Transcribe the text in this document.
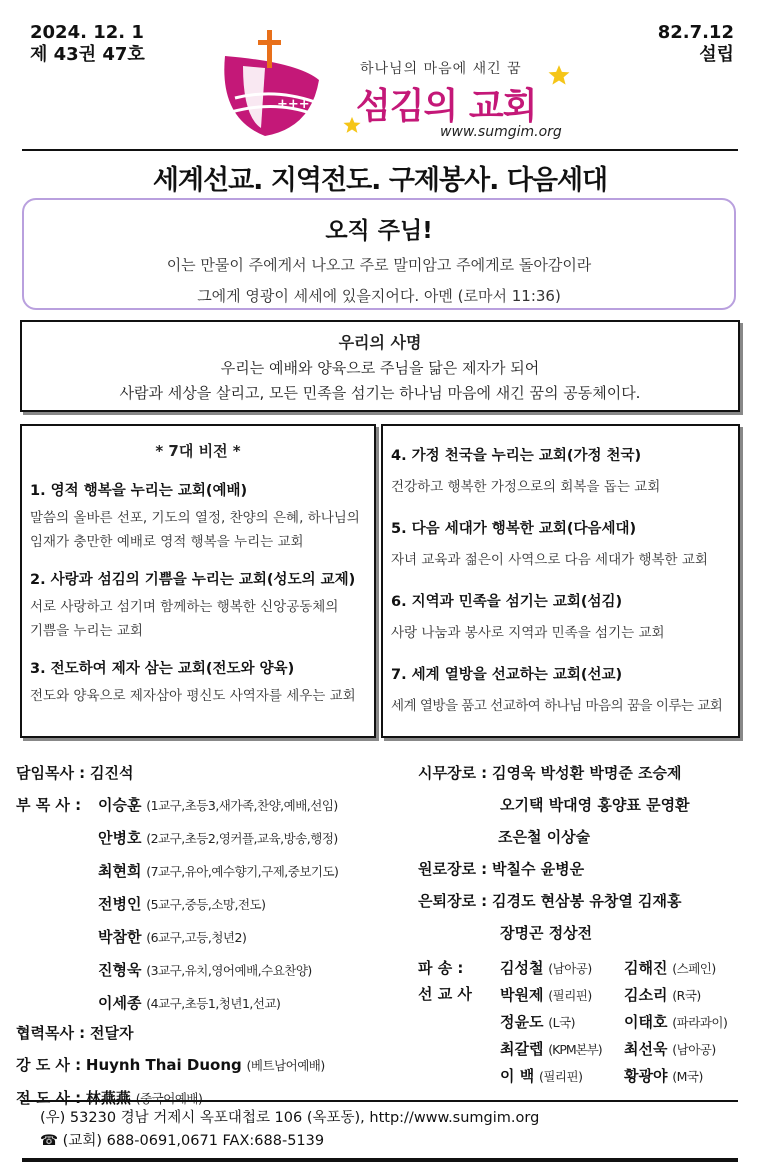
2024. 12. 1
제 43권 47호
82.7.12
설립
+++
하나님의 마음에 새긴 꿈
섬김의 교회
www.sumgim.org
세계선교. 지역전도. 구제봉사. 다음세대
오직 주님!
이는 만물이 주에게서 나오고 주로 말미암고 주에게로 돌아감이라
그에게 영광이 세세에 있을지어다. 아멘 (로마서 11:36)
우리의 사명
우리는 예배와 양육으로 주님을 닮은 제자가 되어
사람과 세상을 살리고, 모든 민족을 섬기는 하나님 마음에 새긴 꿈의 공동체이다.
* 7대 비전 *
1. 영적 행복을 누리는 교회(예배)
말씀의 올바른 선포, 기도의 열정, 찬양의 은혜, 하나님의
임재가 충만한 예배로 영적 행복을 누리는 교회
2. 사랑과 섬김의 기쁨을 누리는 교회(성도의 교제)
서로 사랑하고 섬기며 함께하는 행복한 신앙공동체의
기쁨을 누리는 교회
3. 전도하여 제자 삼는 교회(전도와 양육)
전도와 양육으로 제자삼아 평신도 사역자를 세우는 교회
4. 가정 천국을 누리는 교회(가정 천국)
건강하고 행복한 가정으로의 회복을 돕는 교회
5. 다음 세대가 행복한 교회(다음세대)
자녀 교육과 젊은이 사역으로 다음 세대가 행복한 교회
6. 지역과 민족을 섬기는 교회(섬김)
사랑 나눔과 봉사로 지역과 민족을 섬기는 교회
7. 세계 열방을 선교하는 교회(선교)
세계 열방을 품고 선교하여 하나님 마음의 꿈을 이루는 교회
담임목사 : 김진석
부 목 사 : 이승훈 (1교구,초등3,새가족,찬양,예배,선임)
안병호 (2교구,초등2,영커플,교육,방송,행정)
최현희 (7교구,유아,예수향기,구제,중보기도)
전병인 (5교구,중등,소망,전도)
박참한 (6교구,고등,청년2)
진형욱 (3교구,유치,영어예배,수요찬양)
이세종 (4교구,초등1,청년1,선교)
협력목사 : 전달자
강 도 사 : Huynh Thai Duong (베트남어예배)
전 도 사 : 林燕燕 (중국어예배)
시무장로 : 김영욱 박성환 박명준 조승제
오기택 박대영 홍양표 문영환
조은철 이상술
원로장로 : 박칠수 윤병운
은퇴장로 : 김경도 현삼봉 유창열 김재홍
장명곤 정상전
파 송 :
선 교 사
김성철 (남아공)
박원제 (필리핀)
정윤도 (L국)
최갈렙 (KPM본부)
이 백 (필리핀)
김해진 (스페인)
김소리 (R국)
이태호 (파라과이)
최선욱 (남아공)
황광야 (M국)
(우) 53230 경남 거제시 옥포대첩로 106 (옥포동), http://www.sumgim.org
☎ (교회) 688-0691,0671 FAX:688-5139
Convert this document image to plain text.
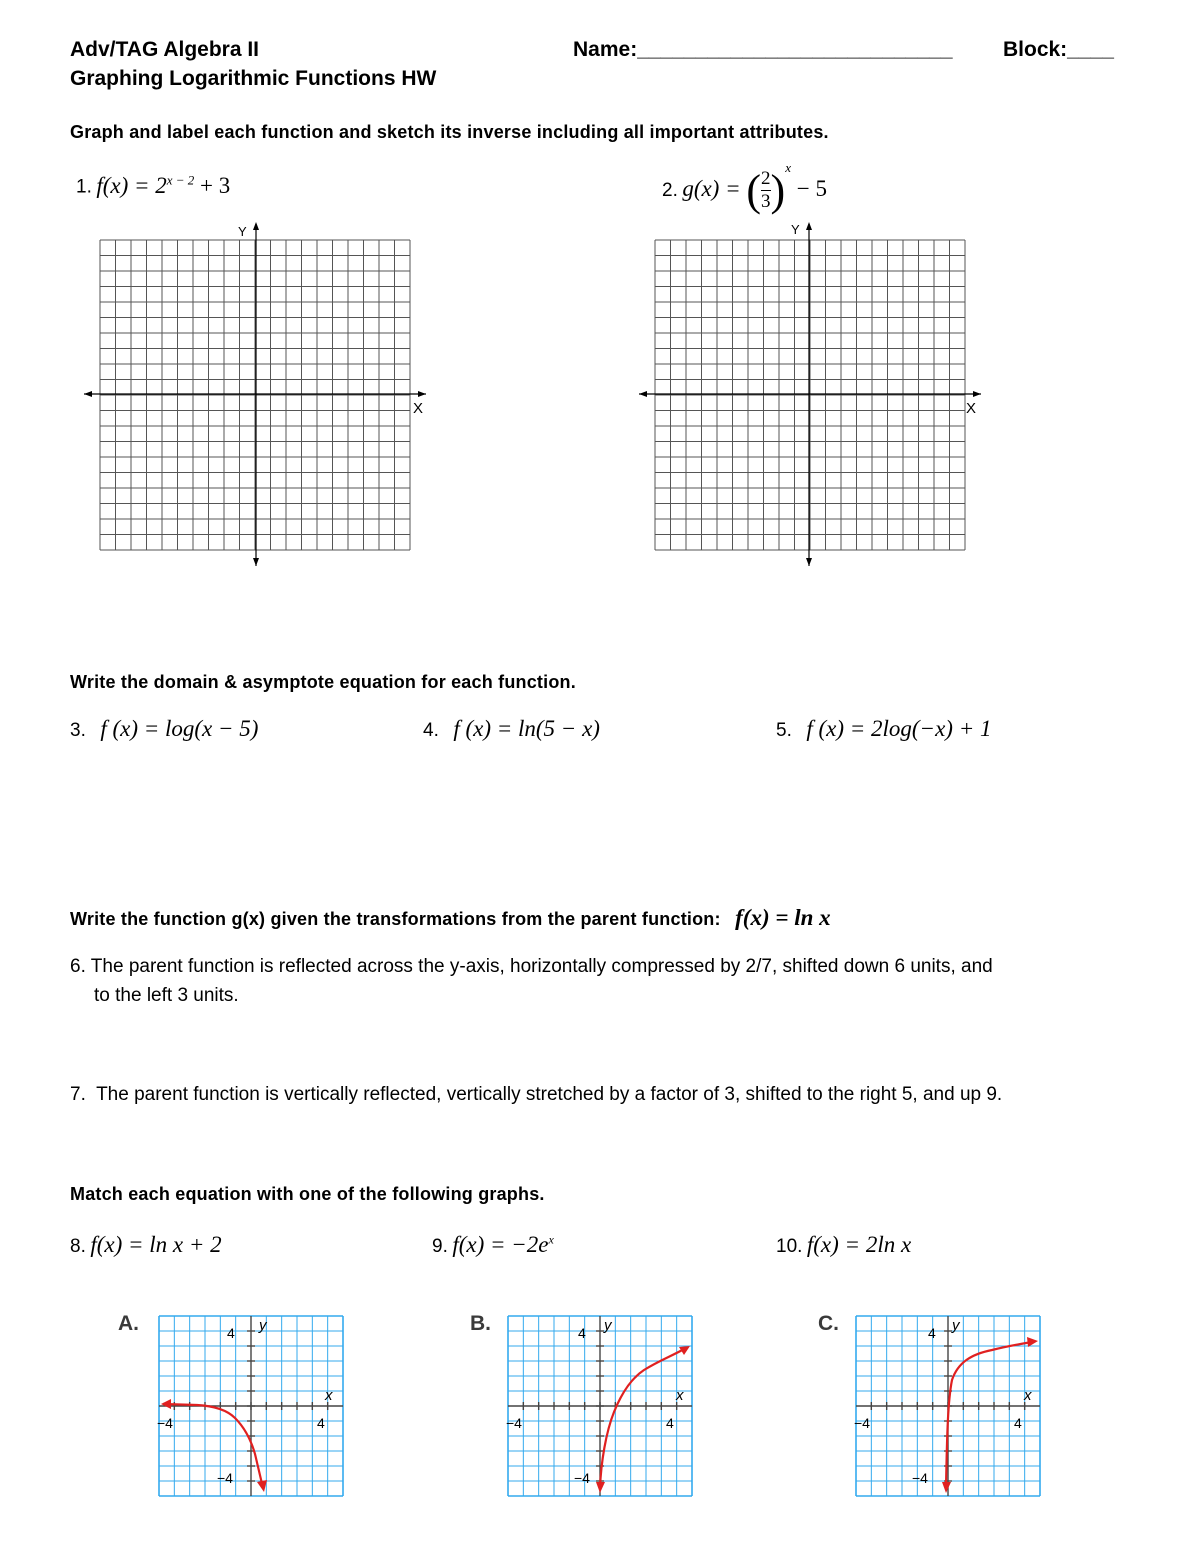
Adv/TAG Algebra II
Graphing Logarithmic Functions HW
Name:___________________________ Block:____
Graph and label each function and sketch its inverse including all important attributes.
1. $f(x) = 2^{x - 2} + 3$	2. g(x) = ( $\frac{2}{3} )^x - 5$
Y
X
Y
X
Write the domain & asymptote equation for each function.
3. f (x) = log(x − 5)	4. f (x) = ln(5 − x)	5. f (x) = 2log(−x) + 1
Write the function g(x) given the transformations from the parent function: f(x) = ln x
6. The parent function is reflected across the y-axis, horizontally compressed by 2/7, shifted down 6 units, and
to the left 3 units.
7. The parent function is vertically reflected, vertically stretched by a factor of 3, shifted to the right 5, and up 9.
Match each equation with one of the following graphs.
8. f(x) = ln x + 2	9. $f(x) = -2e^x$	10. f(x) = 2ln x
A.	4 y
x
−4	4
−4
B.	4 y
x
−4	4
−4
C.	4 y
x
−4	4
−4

▶ **DO THIS**
Set down all the entries exactly as they appear, but skip any pictures.

▶ **CORRECT RESPONSE**
Transcribe the text in this document.
2024. 12. 1
제 43권 47호
82.7.12
설립
+++
하나님의 마음에 새긴 꿈
섬김의 교회
www.sumgim.org
세계선교. 지역전도. 구제봉사. 다음세대
오직 주님!
이는 만물이 주에게서 나오고 주로 말미암고 주에게로 돌아감이라
그에게 영광이 세세에 있을지어다. 아멘 (로마서 11:36)
우리의 사명
우리는 예배와 양육으로 주님을 닮은 제자가 되어
사람과 세상을 살리고, 모든 민족을 섬기는 하나님 마음에 새긴 꿈의 공동체이다.
* 7대 비전 *
1. 영적 행복을 누리는 교회(예배)
말씀의 올바른 선포, 기도의 열정, 찬양의 은혜, 하나님의
임재가 충만한 예배로 영적 행복을 누리는 교회
2. 사랑과 섬김의 기쁨을 누리는 교회(성도의 교제)
서로 사랑하고 섬기며 함께하는 행복한 신앙공동체의
기쁨을 누리는 교회
3. 전도하여 제자 삼는 교회(전도와 양육)
전도와 양육으로 제자삼아 평신도 사역자를 세우는 교회
4. 가정 천국을 누리는 교회(가정 천국)
건강하고 행복한 가정으로의 회복을 돕는 교회
5. 다음 세대가 행복한 교회(다음세대)
자녀 교육과 젊은이 사역으로 다음 세대가 행복한 교회
6. 지역과 민족을 섬기는 교회(섬김)
사랑 나눔과 봉사로 지역과 민족을 섬기는 교회
7. 세계 열방을 선교하는 교회(선교)
세계 열방을 품고 선교하여 하나님 마음의 꿈을 이루는 교회
담임목사 : 김진석
부 목 사 : 이승훈 (1교구,초등3,새가족,찬양,예배,선임)
안병호 (2교구,초등2,영커플,교육,방송,행정)
최현희 (7교구,유아,예수향기,구제,중보기도)
전병인 (5교구,중등,소망,전도)
박참한 (6교구,고등,청년2)
진형욱 (3교구,유치,영어예배,수요찬양)
이세종 (4교구,초등1,청년1,선교)
협력목사 : 전달자
강 도 사 : Huynh Thai Duong (베트남어예배)
전 도 사 : 林燕燕 (중국어예배)
시무장로 : 김영욱 박성환 박명준 조승제
오기택 박대영 홍양표 문영환
조은철 이상술
원로장로 : 박칠수 윤병운
은퇴장로 : 김경도 현삼봉 유창열 김재홍
장명곤 정상전
파 송 :
선 교 사
김성철 (남아공)
박원제 (필리핀)
정윤도 (L국)
최갈렙 (KPM본부)
이 백 (필리핀)
김해진 (스페인)
김소리 (R국)
이태호 (파라과이)
최선욱 (남아공)
황광야 (M국)
(우) 53230 경남 거제시 옥포대첩로 106 (옥포동), http://www.sumgim.org
☎ (교회) 688-0691,0671 FAX:688-5139
Convert this document image to plain text.
Adv/TAG Algebra II
Graphing Logarithmic Functions HW
Name:___________________________ Block:____
Graph and label each function and sketch its inverse including all important attributes.
1. $f(x) = 2^{x - 2} + 3$	2. g(x) = ( $\frac{2}{3} )^x - 5$
Y
X
Y
X
Write the domain & asymptote equation for each function.
3. f (x) = log(x − 5)	4. f (x) = ln(5 − x)	5. f (x) = 2log(−x) + 1
Write the function g(x) given the transformations from the parent function: f(x) = ln x
6. The parent function is reflected across the y-axis, horizontally compressed by 2/7, shifted down 6 units, and
to the left 3 units.
7. The parent function is vertically reflected, vertically stretched by a factor of 3, shifted to the right 5, and up 9.
Match each equation with one of the following graphs.
8. f(x) = ln x + 2	9. $f(x) = -2e^x$	10. f(x) = 2ln x
A.	4 y
x
−4	4
−4
B.	4 y
x
−4	4
−4
C.	4 y
x
−4	4
−4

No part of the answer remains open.